Copy each line that contains the word "title".

EXERCISE MATERIALS start

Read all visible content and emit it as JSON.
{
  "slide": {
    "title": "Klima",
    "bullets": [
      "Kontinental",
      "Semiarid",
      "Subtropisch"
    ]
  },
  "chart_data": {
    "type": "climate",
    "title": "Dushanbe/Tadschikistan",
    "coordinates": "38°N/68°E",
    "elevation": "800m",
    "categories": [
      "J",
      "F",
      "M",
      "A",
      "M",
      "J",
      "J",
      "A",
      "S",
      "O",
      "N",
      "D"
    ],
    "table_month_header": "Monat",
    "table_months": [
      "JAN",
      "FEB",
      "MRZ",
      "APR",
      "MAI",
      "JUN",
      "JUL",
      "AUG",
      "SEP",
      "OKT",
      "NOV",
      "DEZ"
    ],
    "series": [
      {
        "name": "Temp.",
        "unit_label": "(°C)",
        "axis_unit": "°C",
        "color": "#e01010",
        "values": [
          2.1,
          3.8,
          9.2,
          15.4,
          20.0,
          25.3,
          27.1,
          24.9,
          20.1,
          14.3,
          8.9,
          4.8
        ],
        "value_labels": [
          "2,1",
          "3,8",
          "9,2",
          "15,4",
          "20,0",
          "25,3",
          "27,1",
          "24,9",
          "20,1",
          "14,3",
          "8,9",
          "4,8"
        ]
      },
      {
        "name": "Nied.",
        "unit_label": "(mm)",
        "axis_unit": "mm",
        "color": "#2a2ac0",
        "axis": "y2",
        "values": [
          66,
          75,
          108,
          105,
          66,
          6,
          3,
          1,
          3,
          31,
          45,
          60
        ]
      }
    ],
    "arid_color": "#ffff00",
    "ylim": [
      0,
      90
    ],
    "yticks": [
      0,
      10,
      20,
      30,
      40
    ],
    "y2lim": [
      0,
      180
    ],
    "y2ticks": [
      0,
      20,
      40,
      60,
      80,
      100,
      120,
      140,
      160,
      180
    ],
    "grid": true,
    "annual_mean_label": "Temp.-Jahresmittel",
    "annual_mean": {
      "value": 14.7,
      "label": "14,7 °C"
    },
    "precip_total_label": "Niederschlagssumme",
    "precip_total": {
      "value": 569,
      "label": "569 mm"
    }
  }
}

EXERCISE MATERIALS end

FULL RESPONSE >>
    "title": "Klima",
    "title": "Dushanbe/Tadschikistan",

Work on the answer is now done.